*EXERCISE BRIEF*
Using the entries that follow, collect the lines where the word "plain" appears.
══ EXTRACTED MATERIAL ══
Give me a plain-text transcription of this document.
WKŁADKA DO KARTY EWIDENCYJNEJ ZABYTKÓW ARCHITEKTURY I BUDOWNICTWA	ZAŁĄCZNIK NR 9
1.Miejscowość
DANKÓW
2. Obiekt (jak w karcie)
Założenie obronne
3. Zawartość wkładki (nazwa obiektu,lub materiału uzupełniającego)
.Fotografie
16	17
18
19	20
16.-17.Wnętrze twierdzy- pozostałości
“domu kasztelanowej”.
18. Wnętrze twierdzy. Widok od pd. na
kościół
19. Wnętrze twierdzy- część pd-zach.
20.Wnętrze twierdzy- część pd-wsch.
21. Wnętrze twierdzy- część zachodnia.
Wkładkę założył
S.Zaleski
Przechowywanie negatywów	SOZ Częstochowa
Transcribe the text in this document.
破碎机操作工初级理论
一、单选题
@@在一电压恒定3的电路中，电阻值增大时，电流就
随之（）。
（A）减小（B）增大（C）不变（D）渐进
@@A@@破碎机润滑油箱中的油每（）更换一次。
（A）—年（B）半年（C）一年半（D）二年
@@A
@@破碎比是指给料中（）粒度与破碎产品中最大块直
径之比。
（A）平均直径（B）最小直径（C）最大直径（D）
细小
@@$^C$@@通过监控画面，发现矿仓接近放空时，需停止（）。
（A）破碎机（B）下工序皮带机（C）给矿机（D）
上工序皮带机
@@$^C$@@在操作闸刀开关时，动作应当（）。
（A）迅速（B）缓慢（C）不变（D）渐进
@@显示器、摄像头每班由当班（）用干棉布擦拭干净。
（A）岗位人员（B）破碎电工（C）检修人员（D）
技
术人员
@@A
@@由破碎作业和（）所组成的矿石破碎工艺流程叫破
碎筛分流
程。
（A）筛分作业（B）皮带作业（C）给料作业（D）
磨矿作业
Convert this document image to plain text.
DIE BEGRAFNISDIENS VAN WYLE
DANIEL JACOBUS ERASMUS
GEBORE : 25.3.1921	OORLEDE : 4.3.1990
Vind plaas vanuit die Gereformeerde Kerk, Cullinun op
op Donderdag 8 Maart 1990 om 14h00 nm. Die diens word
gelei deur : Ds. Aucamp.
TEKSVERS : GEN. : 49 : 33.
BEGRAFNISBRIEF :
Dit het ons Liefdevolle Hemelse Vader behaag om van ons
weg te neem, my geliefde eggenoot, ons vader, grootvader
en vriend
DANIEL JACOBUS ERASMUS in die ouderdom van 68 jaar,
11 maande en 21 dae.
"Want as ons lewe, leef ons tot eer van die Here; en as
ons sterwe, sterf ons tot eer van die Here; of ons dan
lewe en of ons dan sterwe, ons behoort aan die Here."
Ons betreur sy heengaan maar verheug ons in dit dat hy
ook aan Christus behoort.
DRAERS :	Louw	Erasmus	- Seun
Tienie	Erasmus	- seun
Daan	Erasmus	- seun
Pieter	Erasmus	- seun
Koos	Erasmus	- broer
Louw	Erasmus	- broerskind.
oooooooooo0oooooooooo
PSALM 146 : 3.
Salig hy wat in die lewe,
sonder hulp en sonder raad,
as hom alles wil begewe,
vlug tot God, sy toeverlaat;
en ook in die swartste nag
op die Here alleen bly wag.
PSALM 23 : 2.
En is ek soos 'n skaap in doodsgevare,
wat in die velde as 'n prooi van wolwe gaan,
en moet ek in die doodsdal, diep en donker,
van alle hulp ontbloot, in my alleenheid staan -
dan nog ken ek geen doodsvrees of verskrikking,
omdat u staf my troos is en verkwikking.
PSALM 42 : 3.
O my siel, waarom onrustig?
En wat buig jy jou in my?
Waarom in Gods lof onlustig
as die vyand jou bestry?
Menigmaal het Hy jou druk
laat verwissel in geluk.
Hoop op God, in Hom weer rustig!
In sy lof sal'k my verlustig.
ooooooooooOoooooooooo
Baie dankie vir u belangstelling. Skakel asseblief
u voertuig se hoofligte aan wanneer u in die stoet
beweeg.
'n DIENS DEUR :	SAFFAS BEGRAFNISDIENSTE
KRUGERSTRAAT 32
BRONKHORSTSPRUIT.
═══
*FINAL RESULT*
Give me a plain-text transcription of this document.
Convert this document image to plain text.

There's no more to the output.